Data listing
-.-.-

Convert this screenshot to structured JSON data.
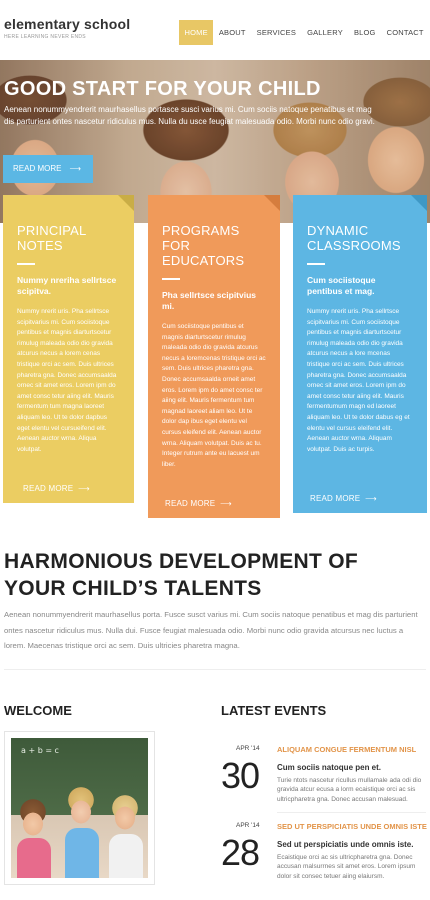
{
  "header": {
    "logo": "elementary school",
    "tagline": "HERE LEARNING NEVER ENDS",
    "nav": [
      {
        "label": "HOME",
        "active": true
      },
      {
        "label": "ABOUT"
      },
      {
        "label": "SERVICES"
      },
      {
        "label": "GALLERY"
      },
      {
        "label": "BLOG"
      },
      {
        "label": "CONTACT"
      }
    ]
  },
  "hero": {
    "title": "GOOD START FOR YOUR CHILD",
    "text": "Aenean nonummyendrerit maurhasellus portasce susci varius mi. Cum sociis natoque penatibus et mag dis parturient ontes nascetur ridiculus mus. Nulla du usce feugiat malesuada odio. Morbi nunc odio gravi.",
    "button": "READ MORE",
    "button_arrow": "⟶"
  },
  "cards": [
    {
      "title": "PRINCIPAL NOTES",
      "subtitle": "Nummy nreriha sellrtsce scipitva.",
      "body": "Nummy nrerit uris. Pha sellrtsce scipitvarius mi. Cum sociistoque pentibus et magnis diarturtscetur rimulug maleada odio dio gravida atcurus necus a lorem cenas tristique orci ac sem. Duis ultrices pharetra gna. Donec accumsaalda ornec sit amet eros. Lorem ipm do amet consc tetur aiing elit. Mauris fermentum tum magna laoreet aliquam leo. Ut te dolor dapbus eget elentu vel cursueifend elit. Aenean auctor wrna. Aliqua volutpat.",
      "more": "READ MORE",
      "color": "#ebcd62"
    },
    {
      "title": "PROGRAMS FOR EDUCATORS",
      "subtitle": "Pha sellrtsce scipitvius mi.",
      "body": "Cum sociistoque pentibus et magnis diarturtscetur rimulug maleada odio dio gravida atcurus necus a loremcenas tristique orci ac sem. Duis ultrices pharetra gna. Donec accumsaalda orneit amet eros. Lorem ipm do amet consc ter aiing elit. Mauris fermentum tum magnad laoreet aliam leo. Ut te dolor dap ibus eget elentu vel cursus eleifend elit. Aenean auctor wrna. Aliquam volutpat. Duis ac tu. Integer rutrum ante eu lacuest um liber.",
      "more": "READ MORE",
      "color": "#f09a5a"
    },
    {
      "title": "DYNAMIC CLASSROOMS",
      "subtitle": "Cum sociistoque pentibus et mag.",
      "body": "Nummy nrerit uris. Pha sellrtsce scipitvarius mi. Cum sociistoque pentibus et magnis diarturtscetur rimulug maleada odio dio gravida atcurus necus a lore mcenas tristique orci ac sem. Duis ultrices pharetra gna. Donec accumsaalda ornec sit amet eros. Lorem ipm do amet consc tetur aiing elit. Mauris fermentumum magn ed laoreet aliquam leo. Ut te dolor dabus eg et elentu vel cursus eleifend elit. Aenean auctor wrna. Aliquam volutpat. Duis ac turpis.",
      "more": "READ MORE",
      "color": "#5db6e3"
    }
  ],
  "intro": {
    "title": "HARMONIOUS DEVELOPMENT OF YOUR CHILD’S TALENTS",
    "text": "Aenean nonummyendrerit maurhasellus porta. Fusce susct varius mi. Cum sociis natoque penatibus et mag dis parturient ontes nascetur ridiculus mus. Nulla dui. Fusce feugiat malesuada odio. Morbi nunc odio gravida atcursus nec luctus a lorem. Maecenas tristique orci ac sem. Duis ultricies pharetra magna."
  },
  "welcome": {
    "title": "WELCOME",
    "chalk_text": "a + b = c"
  },
  "events": {
    "title": "LATEST EVENTS",
    "items": [
      {
        "month": "APR '14",
        "day": "30",
        "headline": "ALIQUAM CONGUE FERMENTUM NISL",
        "subhead": "Cum sociis natoque pen et.",
        "desc": "Turie ntots nascetur ricullus mullamale ada odi dio gravida atcur ecusa a lorm ecaistique orci ac sis ultricpharetra gna. Donec accusan malesuad."
      },
      {
        "month": "APR '14",
        "day": "28",
        "headline": "SED UT PERSPICIATIS UNDE OMNIS ISTE",
        "subhead": "Sed ut perspiciatis unde omnis iste.",
        "desc": "Ecaistique orci ac sis ultricpharetra gna. Donec accusan malsurrnes sit amet eros. Lorem ipsum dolor sit consec tetuer aiing elaiursm."
      }
    ]
  }
}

-.-.-

#### [Instructions for the task]
Write out the full set of lines verbatim, without the pictures.

#### [Solution to this task]
Convert this screenshot to structured JSON data.
{
  "header": {
    "logo": "elementary school",
    "tagline": "HERE LEARNING NEVER ENDS",
    "nav": [
      {
        "label": "HOME",
        "active": true
      },
      {
        "label": "ABOUT"
      },
      {
        "label": "SERVICES"
      },
      {
        "label": "GALLERY"
      },
      {
        "label": "BLOG"
      },
      {
        "label": "CONTACT"
      }
    ]
  },
  "hero": {
    "title": "GOOD START FOR YOUR CHILD",
    "text": "Aenean nonummyendrerit maurhasellus portasce susci varius mi. Cum sociis natoque penatibus et mag dis parturient ontes nascetur ridiculus mus. Nulla du usce feugiat malesuada odio. Morbi nunc odio gravi.",
    "button": "READ MORE",
    "button_arrow": "⟶"
  },
  "cards": [
    {
      "title": "PRINCIPAL NOTES",
      "subtitle": "Nummy nreriha sellrtsce scipitva.",
      "body": "Nummy nrerit uris. Pha sellrtsce scipitvarius mi. Cum sociistoque pentibus et magnis diarturtscetur rimulug maleada odio dio gravida atcurus necus a lorem cenas tristique orci ac sem. Duis ultrices pharetra gna. Donec accumsaalda ornec sit amet eros. Lorem ipm do amet consc tetur aiing elit. Mauris fermentum tum magna laoreet aliquam leo. Ut te dolor dapbus eget elentu vel cursueifend elit. Aenean auctor wrna. Aliqua volutpat.",
      "more": "READ MORE",
      "color": "#ebcd62"
    },
    {
      "title": "PROGRAMS FOR EDUCATORS",
      "subtitle": "Pha sellrtsce scipitvius mi.",
      "body": "Cum sociistoque pentibus et magnis diarturtscetur rimulug maleada odio dio gravida atcurus necus a loremcenas tristique orci ac sem. Duis ultrices pharetra gna. Donec accumsaalda orneit amet eros. Lorem ipm do amet consc ter aiing elit. Mauris fermentum tum magnad laoreet aliam leo. Ut te dolor dap ibus eget elentu vel cursus eleifend elit. Aenean auctor wrna. Aliquam volutpat. Duis ac tu. Integer rutrum ante eu lacuest um liber.",
      "more": "READ MORE",
      "color": "#f09a5a"
    },
    {
      "title": "DYNAMIC CLASSROOMS",
      "subtitle": "Cum sociistoque pentibus et mag.",
      "body": "Nummy nrerit uris. Pha sellrtsce scipitvarius mi. Cum sociistoque pentibus et magnis diarturtscetur rimulug maleada odio dio gravida atcurus necus a lore mcenas tristique orci ac sem. Duis ultrices pharetra gna. Donec accumsaalda ornec sit amet eros. Lorem ipm do amet consc tetur aiing elit. Mauris fermentumum magn ed laoreet aliquam leo. Ut te dolor dabus eg et elentu vel cursus eleifend elit. Aenean auctor wrna. Aliquam volutpat. Duis ac turpis.",
      "more": "READ MORE",
      "color": "#5db6e3"
    }
  ],
  "intro": {
    "title": "HARMONIOUS DEVELOPMENT OF YOUR CHILD’S TALENTS",
    "text": "Aenean nonummyendrerit maurhasellus porta. Fusce susct varius mi. Cum sociis natoque penatibus et mag dis parturient ontes nascetur ridiculus mus. Nulla dui. Fusce feugiat malesuada odio. Morbi nunc odio gravida atcursus nec luctus a lorem. Maecenas tristique orci ac sem. Duis ultricies pharetra magna."
  },
  "welcome": {
    "title": "WELCOME",
    "chalk_text": "a + b = c"
  },
  "events": {
    "title": "LATEST EVENTS",
    "items": [
      {
        "month": "APR '14",
        "day": "30",
        "headline": "ALIQUAM CONGUE FERMENTUM NISL",
        "subhead": "Cum sociis natoque pen et.",
        "desc": "Turie ntots nascetur ricullus mullamale ada odi dio gravida atcur ecusa a lorm ecaistique orci ac sis ultricpharetra gna. Donec accusan malesuad."
      },
      {
        "month": "APR '14",
        "day": "28",
        "headline": "SED UT PERSPICIATIS UNDE OMNIS ISTE",
        "subhead": "Sed ut perspiciatis unde omnis iste.",
        "desc": "Ecaistique orci ac sis ultricpharetra gna. Donec accusan malsurrnes sit amet eros. Lorem ipsum dolor sit consec tetuer aiing elaiursm."
      }
    ]
  }
}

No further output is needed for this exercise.